* start Raw records *
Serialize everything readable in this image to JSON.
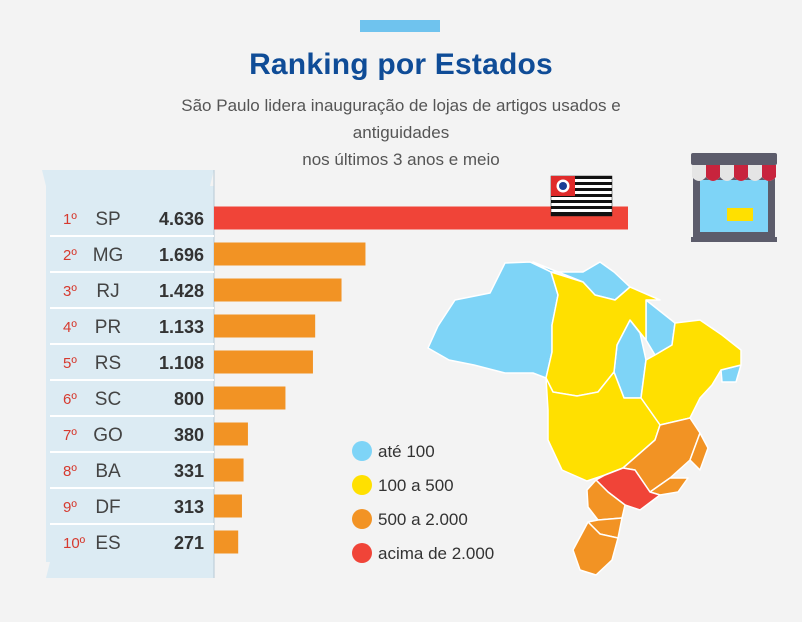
{
  "header": {
    "title": "Ranking por Estados",
    "subtitle_line1": "São Paulo lidera inauguração de lojas de artigos usados e antiguidades",
    "subtitle_line2": "nos últimos 3 anos e meio"
  },
  "chart_data": {
    "type": "bar",
    "orientation": "horizontal",
    "title": "Ranking por Estados",
    "categories": [
      "SP",
      "MG",
      "RJ",
      "PR",
      "RS",
      "SC",
      "GO",
      "BA",
      "DF",
      "ES"
    ],
    "ranks": [
      "1º",
      "2º",
      "3º",
      "4º",
      "5º",
      "6º",
      "7º",
      "8º",
      "9º",
      "10º"
    ],
    "values": [
      4636,
      1696,
      1428,
      1133,
      1108,
      800,
      380,
      331,
      313,
      271
    ],
    "value_labels": [
      "4.636",
      "1.696",
      "1.428",
      "1.133",
      "1.108",
      "800",
      "380",
      "331",
      "313",
      "271"
    ],
    "bar_colors": [
      "#f04438",
      "#f29324",
      "#f29324",
      "#f29324",
      "#f29324",
      "#f29324",
      "#f29324",
      "#f29324",
      "#f29324",
      "#f29324"
    ],
    "xlim": [
      0,
      4636
    ],
    "legend": [
      {
        "label": "até 100",
        "color": "#7ed4f7"
      },
      {
        "label": "100 a 500",
        "color": "#ffe000"
      },
      {
        "label": "500 a 2.000",
        "color": "#f29324"
      },
      {
        "label": "acima de 2.000",
        "color": "#f04438"
      }
    ]
  },
  "icons": {
    "flag": "sao-paulo-flag-icon",
    "store": "store-icon",
    "map": "brazil-map"
  }
}
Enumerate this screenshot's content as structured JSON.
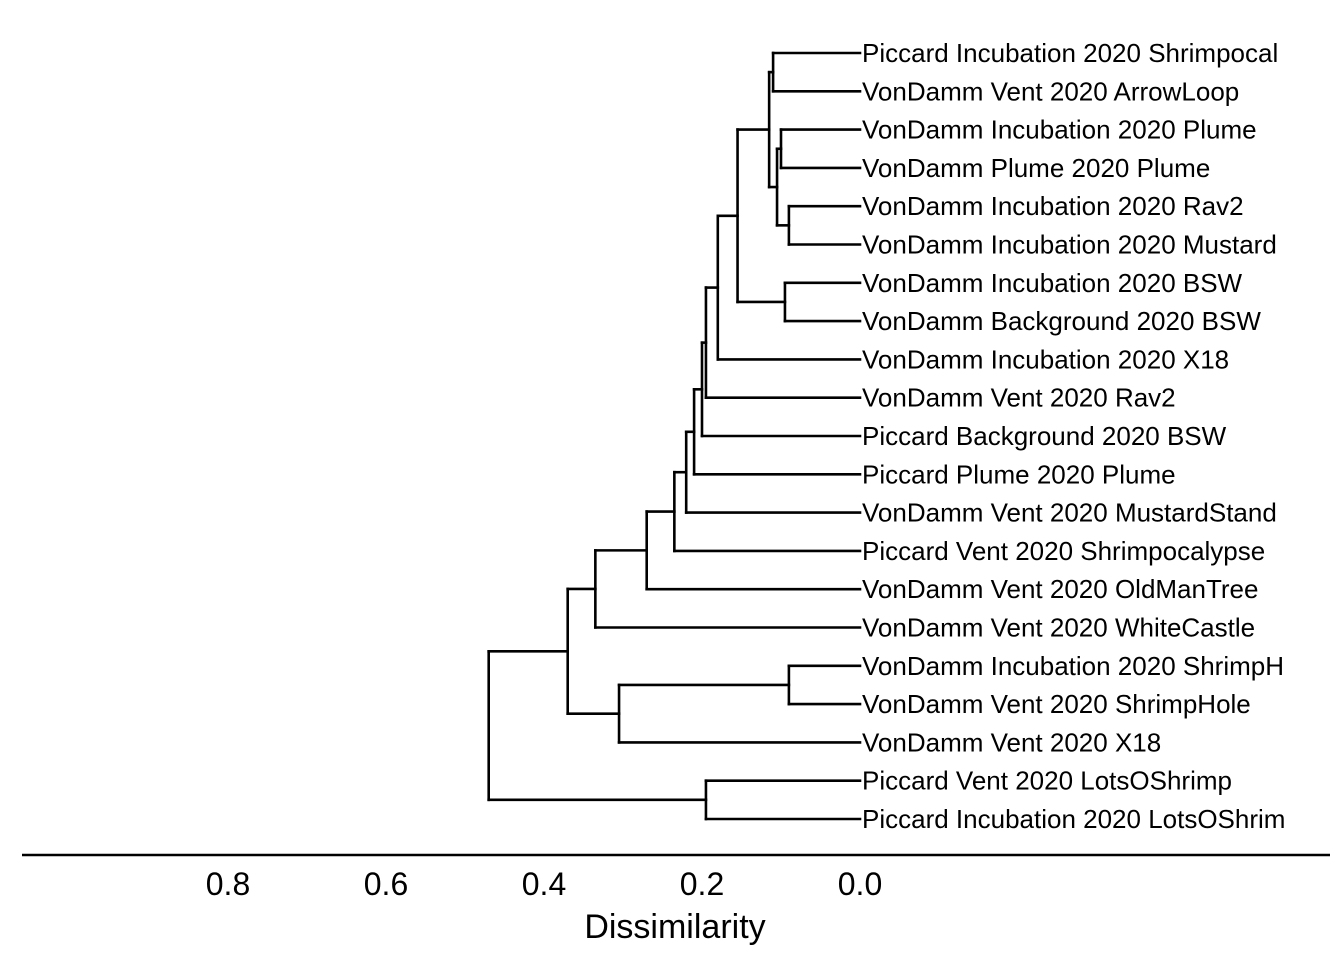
{
  "chart_data": {
    "type": "dendrogram",
    "orientation": "horizontal",
    "xlabel": "Dissimilarity",
    "xlim": [
      1.0,
      0.0
    ],
    "x_ticks": [
      "0.8",
      "0.6",
      "0.4",
      "0.2",
      "0.0"
    ],
    "x_tick_values": [
      0.8,
      0.6,
      0.4,
      0.2,
      0.0
    ],
    "leaves": [
      "Piccard Incubation 2020 Shrimpocal",
      "VonDamm Vent 2020 ArrowLoop",
      "VonDamm Incubation 2020 Plume",
      "VonDamm Plume 2020 Plume",
      "VonDamm Incubation 2020 Rav2",
      "VonDamm Incubation 2020 Mustard",
      "VonDamm Incubation 2020 BSW",
      "VonDamm Background 2020 BSW",
      "VonDamm Incubation 2020 X18",
      "VonDamm Vent 2020 Rav2",
      "Piccard Background 2020 BSW",
      "Piccard Plume 2020 Plume",
      "VonDamm Vent 2020 MustardStand",
      "Piccard Vent 2020 Shrimpocalypse",
      "VonDamm Vent 2020 OldManTree",
      "VonDamm Vent 2020 WhiteCastle",
      "VonDamm Incubation 2020 ShrimpH",
      "VonDamm Vent 2020 ShrimpHole",
      "VonDamm Vent 2020 X18",
      "Piccard Vent 2020 LotsOShrimp",
      "Piccard Incubation 2020 LotsOShrim"
    ],
    "merges": [
      {
        "children": [
          "L0",
          "L1"
        ],
        "height": 0.11
      },
      {
        "children": [
          "L2",
          "L3"
        ],
        "height": 0.1
      },
      {
        "children": [
          "L4",
          "L5"
        ],
        "height": 0.09
      },
      {
        "children": [
          "N1",
          "N2"
        ],
        "height": 0.105
      },
      {
        "children": [
          "N0",
          "N3"
        ],
        "height": 0.115
      },
      {
        "children": [
          "L6",
          "L7"
        ],
        "height": 0.095
      },
      {
        "children": [
          "N4",
          "N5"
        ],
        "height": 0.155
      },
      {
        "children": [
          "N6",
          "L8"
        ],
        "height": 0.18
      },
      {
        "children": [
          "N7",
          "L9"
        ],
        "height": 0.195
      },
      {
        "children": [
          "N8",
          "L10"
        ],
        "height": 0.2
      },
      {
        "children": [
          "N9",
          "L11"
        ],
        "height": 0.21
      },
      {
        "children": [
          "N10",
          "L12"
        ],
        "height": 0.22
      },
      {
        "children": [
          "N11",
          "L13"
        ],
        "height": 0.235
      },
      {
        "children": [
          "N12",
          "L14"
        ],
        "height": 0.27
      },
      {
        "children": [
          "N13",
          "L15"
        ],
        "height": 0.335
      },
      {
        "children": [
          "L16",
          "L17"
        ],
        "height": 0.09
      },
      {
        "children": [
          "N15",
          "L18"
        ],
        "height": 0.305
      },
      {
        "children": [
          "N14",
          "N16"
        ],
        "height": 0.37
      },
      {
        "children": [
          "L19",
          "L20"
        ],
        "height": 0.195
      },
      {
        "children": [
          "N17",
          "N18"
        ],
        "height": 0.47
      }
    ]
  }
}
* end Raw records *
Repeat every record above exactly, but leave out any pictures.

Serialize everything readable in this image to JSON.
{
  "header": {
    "title": "Ranking por Estados",
    "subtitle_line1": "São Paulo lidera inauguração de lojas de artigos usados e antiguidades",
    "subtitle_line2": "nos últimos 3 anos e meio"
  },
  "chart_data": {
    "type": "bar",
    "orientation": "horizontal",
    "title": "Ranking por Estados",
    "categories": [
      "SP",
      "MG",
      "RJ",
      "PR",
      "RS",
      "SC",
      "GO",
      "BA",
      "DF",
      "ES"
    ],
    "ranks": [
      "1º",
      "2º",
      "3º",
      "4º",
      "5º",
      "6º",
      "7º",
      "8º",
      "9º",
      "10º"
    ],
    "values": [
      4636,
      1696,
      1428,
      1133,
      1108,
      800,
      380,
      331,
      313,
      271
    ],
    "value_labels": [
      "4.636",
      "1.696",
      "1.428",
      "1.133",
      "1.108",
      "800",
      "380",
      "331",
      "313",
      "271"
    ],
    "bar_colors": [
      "#f04438",
      "#f29324",
      "#f29324",
      "#f29324",
      "#f29324",
      "#f29324",
      "#f29324",
      "#f29324",
      "#f29324",
      "#f29324"
    ],
    "xlim": [
      0,
      4636
    ],
    "legend": [
      {
        "label": "até 100",
        "color": "#7ed4f7"
      },
      {
        "label": "100 a 500",
        "color": "#ffe000"
      },
      {
        "label": "500 a 2.000",
        "color": "#f29324"
      },
      {
        "label": "acima de 2.000",
        "color": "#f04438"
      }
    ]
  },
  "icons": {
    "flag": "sao-paulo-flag-icon",
    "store": "store-icon",
    "map": "brazil-map"
  }
}
Enumerate this screenshot's content as structured JSON.
{
  "chart_data": {
    "type": "dendrogram",
    "orientation": "horizontal",
    "xlabel": "Dissimilarity",
    "xlim": [
      1.0,
      0.0
    ],
    "x_ticks": [
      "0.8",
      "0.6",
      "0.4",
      "0.2",
      "0.0"
    ],
    "x_tick_values": [
      0.8,
      0.6,
      0.4,
      0.2,
      0.0
    ],
    "leaves": [
      "Piccard Incubation 2020 Shrimpocal",
      "VonDamm Vent 2020 ArrowLoop",
      "VonDamm Incubation 2020 Plume",
      "VonDamm Plume 2020 Plume",
      "VonDamm Incubation 2020 Rav2",
      "VonDamm Incubation 2020 Mustard",
      "VonDamm Incubation 2020 BSW",
      "VonDamm Background 2020 BSW",
      "VonDamm Incubation 2020 X18",
      "VonDamm Vent 2020 Rav2",
      "Piccard Background 2020 BSW",
      "Piccard Plume 2020 Plume",
      "VonDamm Vent 2020 MustardStand",
      "Piccard Vent 2020 Shrimpocalypse",
      "VonDamm Vent 2020 OldManTree",
      "VonDamm Vent 2020 WhiteCastle",
      "VonDamm Incubation 2020 ShrimpH",
      "VonDamm Vent 2020 ShrimpHole",
      "VonDamm Vent 2020 X18",
      "Piccard Vent 2020 LotsOShrimp",
      "Piccard Incubation 2020 LotsOShrim"
    ],
    "merges": [
      {
        "children": [
          "L0",
          "L1"
        ],
        "height": 0.11
      },
      {
        "children": [
          "L2",
          "L3"
        ],
        "height": 0.1
      },
      {
        "children": [
          "L4",
          "L5"
        ],
        "height": 0.09
      },
      {
        "children": [
          "N1",
          "N2"
        ],
        "height": 0.105
      },
      {
        "children": [
          "N0",
          "N3"
        ],
        "height": 0.115
      },
      {
        "children": [
          "L6",
          "L7"
        ],
        "height": 0.095
      },
      {
        "children": [
          "N4",
          "N5"
        ],
        "height": 0.155
      },
      {
        "children": [
          "N6",
          "L8"
        ],
        "height": 0.18
      },
      {
        "children": [
          "N7",
          "L9"
        ],
        "height": 0.195
      },
      {
        "children": [
          "N8",
          "L10"
        ],
        "height": 0.2
      },
      {
        "children": [
          "N9",
          "L11"
        ],
        "height": 0.21
      },
      {
        "children": [
          "N10",
          "L12"
        ],
        "height": 0.22
      },
      {
        "children": [
          "N11",
          "L13"
        ],
        "height": 0.235
      },
      {
        "children": [
          "N12",
          "L14"
        ],
        "height": 0.27
      },
      {
        "children": [
          "N13",
          "L15"
        ],
        "height": 0.335
      },
      {
        "children": [
          "L16",
          "L17"
        ],
        "height": 0.09
      },
      {
        "children": [
          "N15",
          "L18"
        ],
        "height": 0.305
      },
      {
        "children": [
          "N14",
          "N16"
        ],
        "height": 0.37
      },
      {
        "children": [
          "L19",
          "L20"
        ],
        "height": 0.195
      },
      {
        "children": [
          "N17",
          "N18"
        ],
        "height": 0.47
      }
    ]
  }
}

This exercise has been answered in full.